--- Start of MATERIAL ---

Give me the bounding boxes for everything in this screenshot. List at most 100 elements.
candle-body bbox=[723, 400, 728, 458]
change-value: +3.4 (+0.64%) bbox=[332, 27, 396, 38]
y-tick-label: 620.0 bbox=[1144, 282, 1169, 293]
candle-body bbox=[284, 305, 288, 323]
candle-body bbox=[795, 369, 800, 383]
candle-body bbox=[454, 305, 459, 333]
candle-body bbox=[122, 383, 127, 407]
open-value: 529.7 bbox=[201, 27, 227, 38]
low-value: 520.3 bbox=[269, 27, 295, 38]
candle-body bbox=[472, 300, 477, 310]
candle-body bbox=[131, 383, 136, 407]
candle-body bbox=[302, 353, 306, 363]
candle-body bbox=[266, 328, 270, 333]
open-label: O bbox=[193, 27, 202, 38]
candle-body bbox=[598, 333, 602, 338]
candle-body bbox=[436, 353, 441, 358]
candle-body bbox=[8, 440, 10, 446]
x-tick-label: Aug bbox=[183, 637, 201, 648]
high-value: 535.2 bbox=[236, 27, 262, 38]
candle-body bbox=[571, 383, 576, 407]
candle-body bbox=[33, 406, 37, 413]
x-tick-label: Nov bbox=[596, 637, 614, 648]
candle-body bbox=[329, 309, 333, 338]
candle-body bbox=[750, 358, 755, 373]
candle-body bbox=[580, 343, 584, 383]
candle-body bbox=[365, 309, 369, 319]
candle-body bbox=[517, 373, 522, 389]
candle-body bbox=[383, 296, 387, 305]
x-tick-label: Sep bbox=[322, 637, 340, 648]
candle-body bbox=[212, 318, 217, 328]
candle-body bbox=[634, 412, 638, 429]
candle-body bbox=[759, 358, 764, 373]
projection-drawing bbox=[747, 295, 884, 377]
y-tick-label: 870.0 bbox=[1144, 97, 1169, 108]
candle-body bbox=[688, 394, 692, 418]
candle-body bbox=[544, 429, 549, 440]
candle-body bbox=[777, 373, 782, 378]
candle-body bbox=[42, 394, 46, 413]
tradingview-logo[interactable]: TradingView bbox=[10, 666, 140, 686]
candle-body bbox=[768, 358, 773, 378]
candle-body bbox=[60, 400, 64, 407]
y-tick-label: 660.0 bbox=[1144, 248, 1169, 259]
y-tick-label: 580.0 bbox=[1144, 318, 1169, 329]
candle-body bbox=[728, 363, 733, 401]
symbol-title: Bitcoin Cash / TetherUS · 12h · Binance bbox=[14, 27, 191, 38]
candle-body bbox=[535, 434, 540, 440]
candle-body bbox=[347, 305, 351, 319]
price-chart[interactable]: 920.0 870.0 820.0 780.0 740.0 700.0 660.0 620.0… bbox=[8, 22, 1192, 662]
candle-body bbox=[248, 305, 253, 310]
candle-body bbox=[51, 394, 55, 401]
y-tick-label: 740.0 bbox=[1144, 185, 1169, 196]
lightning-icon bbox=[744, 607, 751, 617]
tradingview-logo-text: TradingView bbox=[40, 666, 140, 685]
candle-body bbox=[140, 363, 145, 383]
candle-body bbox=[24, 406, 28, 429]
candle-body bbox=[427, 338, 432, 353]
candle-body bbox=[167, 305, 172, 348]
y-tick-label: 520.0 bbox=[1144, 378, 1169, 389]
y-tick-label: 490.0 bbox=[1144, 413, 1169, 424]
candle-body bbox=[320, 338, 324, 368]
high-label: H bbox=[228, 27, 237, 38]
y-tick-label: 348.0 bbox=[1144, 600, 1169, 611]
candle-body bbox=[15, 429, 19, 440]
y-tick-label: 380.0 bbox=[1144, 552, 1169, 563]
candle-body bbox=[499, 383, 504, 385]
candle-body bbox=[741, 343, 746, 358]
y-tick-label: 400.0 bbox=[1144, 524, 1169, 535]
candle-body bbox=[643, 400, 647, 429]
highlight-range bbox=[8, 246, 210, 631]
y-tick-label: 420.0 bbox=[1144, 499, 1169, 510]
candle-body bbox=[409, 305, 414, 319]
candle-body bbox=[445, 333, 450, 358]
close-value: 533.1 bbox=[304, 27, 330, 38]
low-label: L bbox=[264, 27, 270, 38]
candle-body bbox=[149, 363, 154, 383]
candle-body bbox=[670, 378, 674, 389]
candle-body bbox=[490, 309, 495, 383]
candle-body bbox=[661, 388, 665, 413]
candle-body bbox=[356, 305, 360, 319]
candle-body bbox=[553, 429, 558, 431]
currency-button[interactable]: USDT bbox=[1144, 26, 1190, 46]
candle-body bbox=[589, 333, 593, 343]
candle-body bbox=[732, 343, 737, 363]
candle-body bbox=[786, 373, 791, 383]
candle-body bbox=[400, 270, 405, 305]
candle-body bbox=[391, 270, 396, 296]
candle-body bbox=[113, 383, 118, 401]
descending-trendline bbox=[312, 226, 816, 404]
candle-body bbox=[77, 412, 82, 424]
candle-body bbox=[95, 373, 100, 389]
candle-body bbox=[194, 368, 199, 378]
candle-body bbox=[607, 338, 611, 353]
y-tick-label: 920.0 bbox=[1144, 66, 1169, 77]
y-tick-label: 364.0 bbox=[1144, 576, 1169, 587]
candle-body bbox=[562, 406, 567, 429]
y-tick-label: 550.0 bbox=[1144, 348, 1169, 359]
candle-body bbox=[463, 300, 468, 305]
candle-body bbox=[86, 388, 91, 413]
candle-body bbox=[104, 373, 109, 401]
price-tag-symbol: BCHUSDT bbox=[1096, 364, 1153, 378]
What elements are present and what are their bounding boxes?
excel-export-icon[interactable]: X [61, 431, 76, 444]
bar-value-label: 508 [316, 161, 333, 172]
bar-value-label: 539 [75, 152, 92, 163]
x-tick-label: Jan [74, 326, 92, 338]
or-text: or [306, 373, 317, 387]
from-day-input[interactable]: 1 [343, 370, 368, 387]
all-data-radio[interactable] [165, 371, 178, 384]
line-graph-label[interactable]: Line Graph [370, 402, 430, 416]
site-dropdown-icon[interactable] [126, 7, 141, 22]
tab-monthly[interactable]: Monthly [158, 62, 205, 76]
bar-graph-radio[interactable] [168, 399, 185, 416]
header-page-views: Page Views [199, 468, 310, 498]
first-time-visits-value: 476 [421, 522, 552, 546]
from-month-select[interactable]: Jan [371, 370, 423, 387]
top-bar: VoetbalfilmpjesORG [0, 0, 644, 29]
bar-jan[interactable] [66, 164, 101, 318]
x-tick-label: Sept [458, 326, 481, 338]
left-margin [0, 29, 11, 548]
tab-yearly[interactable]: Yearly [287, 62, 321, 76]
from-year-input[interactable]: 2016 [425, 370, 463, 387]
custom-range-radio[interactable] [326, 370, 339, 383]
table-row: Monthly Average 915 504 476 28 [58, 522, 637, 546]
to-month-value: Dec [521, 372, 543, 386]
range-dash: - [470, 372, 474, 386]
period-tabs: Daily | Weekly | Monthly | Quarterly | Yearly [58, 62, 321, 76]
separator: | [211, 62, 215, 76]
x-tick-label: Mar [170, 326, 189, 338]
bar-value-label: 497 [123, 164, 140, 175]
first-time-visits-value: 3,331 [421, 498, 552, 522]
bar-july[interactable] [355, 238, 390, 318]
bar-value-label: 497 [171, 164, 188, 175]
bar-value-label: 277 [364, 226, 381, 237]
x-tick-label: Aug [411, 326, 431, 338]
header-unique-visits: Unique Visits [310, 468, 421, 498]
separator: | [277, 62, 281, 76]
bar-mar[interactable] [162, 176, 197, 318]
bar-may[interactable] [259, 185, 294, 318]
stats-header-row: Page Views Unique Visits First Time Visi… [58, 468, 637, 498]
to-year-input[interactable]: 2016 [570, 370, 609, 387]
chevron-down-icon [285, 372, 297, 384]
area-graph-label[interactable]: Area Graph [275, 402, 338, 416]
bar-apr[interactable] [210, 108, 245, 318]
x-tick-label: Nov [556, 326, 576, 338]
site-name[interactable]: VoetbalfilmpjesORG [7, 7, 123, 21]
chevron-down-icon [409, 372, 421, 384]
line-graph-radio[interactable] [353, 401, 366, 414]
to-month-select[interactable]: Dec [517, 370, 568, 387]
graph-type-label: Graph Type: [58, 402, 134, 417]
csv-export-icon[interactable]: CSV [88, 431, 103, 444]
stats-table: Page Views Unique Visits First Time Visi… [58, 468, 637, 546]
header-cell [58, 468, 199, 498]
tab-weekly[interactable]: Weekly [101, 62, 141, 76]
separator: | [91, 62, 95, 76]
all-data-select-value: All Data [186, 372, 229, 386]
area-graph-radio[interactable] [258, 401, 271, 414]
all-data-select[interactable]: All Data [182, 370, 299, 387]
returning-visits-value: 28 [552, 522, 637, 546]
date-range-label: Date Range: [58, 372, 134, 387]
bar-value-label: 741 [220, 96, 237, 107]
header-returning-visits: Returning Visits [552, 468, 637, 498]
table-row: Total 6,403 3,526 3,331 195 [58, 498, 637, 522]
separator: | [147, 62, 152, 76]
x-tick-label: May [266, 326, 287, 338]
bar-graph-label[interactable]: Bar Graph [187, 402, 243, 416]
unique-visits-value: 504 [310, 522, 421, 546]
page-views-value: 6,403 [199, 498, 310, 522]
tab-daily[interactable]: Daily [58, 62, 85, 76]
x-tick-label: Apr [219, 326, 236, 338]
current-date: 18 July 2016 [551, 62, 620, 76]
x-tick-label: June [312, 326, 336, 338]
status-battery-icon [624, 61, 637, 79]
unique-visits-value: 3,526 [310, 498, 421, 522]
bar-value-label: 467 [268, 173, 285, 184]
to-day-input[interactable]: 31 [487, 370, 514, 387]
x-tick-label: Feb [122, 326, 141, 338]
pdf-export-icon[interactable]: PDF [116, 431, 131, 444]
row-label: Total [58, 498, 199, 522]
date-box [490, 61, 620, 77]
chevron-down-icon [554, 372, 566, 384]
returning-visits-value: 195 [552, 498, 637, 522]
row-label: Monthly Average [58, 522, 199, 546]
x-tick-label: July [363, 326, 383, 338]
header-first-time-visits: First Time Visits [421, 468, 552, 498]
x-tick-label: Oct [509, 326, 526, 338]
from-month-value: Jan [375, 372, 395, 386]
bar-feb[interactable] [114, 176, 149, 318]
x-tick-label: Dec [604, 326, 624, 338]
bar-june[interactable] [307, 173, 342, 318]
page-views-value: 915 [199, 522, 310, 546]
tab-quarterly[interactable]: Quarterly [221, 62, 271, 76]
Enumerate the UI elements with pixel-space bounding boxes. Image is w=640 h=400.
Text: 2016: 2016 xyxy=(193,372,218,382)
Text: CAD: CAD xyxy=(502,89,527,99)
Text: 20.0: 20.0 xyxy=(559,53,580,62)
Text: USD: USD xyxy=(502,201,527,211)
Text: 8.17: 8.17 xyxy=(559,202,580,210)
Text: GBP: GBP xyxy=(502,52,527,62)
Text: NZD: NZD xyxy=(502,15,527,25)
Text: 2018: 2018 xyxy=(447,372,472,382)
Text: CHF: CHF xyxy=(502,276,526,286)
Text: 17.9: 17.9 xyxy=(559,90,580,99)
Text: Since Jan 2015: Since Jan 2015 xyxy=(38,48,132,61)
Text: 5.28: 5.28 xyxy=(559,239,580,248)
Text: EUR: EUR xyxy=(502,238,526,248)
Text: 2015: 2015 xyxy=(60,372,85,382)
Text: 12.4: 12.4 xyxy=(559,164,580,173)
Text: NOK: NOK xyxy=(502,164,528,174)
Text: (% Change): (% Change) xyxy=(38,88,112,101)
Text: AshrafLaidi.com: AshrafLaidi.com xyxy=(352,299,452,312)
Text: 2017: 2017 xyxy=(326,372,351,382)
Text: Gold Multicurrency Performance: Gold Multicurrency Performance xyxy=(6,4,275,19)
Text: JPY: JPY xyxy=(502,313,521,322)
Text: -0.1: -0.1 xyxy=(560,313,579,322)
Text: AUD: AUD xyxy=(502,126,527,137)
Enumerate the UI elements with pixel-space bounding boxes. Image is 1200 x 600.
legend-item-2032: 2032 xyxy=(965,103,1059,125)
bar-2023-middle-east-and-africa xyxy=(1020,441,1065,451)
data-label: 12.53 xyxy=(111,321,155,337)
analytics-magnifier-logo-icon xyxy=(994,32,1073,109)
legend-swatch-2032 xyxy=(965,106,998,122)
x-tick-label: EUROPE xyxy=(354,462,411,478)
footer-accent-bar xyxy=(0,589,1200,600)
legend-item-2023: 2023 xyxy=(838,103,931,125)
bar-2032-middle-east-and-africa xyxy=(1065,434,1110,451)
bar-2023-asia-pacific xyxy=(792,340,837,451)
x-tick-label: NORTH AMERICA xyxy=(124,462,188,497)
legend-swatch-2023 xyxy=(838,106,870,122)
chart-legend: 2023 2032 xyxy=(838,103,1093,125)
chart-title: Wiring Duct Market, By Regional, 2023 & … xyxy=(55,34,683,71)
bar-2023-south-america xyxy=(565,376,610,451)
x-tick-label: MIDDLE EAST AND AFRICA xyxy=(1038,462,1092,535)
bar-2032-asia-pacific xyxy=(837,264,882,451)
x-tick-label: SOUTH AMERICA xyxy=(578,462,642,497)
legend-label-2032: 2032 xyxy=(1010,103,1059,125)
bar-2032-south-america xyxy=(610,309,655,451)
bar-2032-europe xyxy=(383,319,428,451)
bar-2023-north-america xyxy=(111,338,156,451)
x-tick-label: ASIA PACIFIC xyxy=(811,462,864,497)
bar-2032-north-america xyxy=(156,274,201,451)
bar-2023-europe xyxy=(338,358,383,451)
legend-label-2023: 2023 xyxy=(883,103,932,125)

--- End of MATERIAL ---

- [DIRECTIONS] Please rewrite everything from the start of the material down to the line containing "candle-body bbox=[454, 305, 459, 333]", replacing "change-value" with "price-change" and leaving everything else unchanged.

- [FULL OUTPUT]
Give me the bounding boxes for everything in this screenshot. List at most 100 elements.
candle-body bbox=[723, 400, 728, 458]
price-change: +3.4 (+0.64%) bbox=[332, 27, 396, 38]
y-tick-label: 620.0 bbox=[1144, 282, 1169, 293]
candle-body bbox=[284, 305, 288, 323]
candle-body bbox=[795, 369, 800, 383]
candle-body bbox=[454, 305, 459, 333]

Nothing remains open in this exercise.